Stored data
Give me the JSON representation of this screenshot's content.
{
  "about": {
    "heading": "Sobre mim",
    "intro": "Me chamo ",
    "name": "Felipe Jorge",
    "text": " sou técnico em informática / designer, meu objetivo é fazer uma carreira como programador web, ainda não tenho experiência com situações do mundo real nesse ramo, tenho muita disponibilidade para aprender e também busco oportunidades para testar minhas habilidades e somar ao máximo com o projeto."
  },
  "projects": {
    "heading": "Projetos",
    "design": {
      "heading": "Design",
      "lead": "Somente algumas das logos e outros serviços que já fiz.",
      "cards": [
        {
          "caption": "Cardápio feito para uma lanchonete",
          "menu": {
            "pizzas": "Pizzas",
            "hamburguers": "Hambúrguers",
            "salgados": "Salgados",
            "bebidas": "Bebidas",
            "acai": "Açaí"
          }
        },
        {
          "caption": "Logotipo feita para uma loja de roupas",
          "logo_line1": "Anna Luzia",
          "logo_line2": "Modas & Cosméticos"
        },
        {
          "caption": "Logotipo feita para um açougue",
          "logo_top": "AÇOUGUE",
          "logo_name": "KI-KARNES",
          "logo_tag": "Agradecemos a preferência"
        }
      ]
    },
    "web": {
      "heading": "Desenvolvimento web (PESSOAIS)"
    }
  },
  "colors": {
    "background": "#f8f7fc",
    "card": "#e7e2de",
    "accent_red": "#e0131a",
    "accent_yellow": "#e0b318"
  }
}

* **THE TASK**: The listing above should be transcribed in full, exactly as written.

* **FINAL RESULT**:
Give me the JSON representation of this screenshot's content.
{
  "about": {
    "heading": "Sobre mim",
    "intro": "Me chamo ",
    "name": "Felipe Jorge",
    "text": " sou técnico em informática / designer, meu objetivo é fazer uma carreira como programador web, ainda não tenho experiência com situações do mundo real nesse ramo, tenho muita disponibilidade para aprender e também busco oportunidades para testar minhas habilidades e somar ao máximo com o projeto."
  },
  "projects": {
    "heading": "Projetos",
    "design": {
      "heading": "Design",
      "lead": "Somente algumas das logos e outros serviços que já fiz.",
      "cards": [
        {
          "caption": "Cardápio feito para uma lanchonete",
          "menu": {
            "pizzas": "Pizzas",
            "hamburguers": "Hambúrguers",
            "salgados": "Salgados",
            "bebidas": "Bebidas",
            "acai": "Açaí"
          }
        },
        {
          "caption": "Logotipo feita para uma loja de roupas",
          "logo_line1": "Anna Luzia",
          "logo_line2": "Modas & Cosméticos"
        },
        {
          "caption": "Logotipo feita para um açougue",
          "logo_top": "AÇOUGUE",
          "logo_name": "KI-KARNES",
          "logo_tag": "Agradecemos a preferência"
        }
      ]
    },
    "web": {
      "heading": "Desenvolvimento web (PESSOAIS)"
    }
  },
  "colors": {
    "background": "#f8f7fc",
    "card": "#e7e2de",
    "accent_red": "#e0131a",
    "accent_yellow": "#e0b318"
  }
}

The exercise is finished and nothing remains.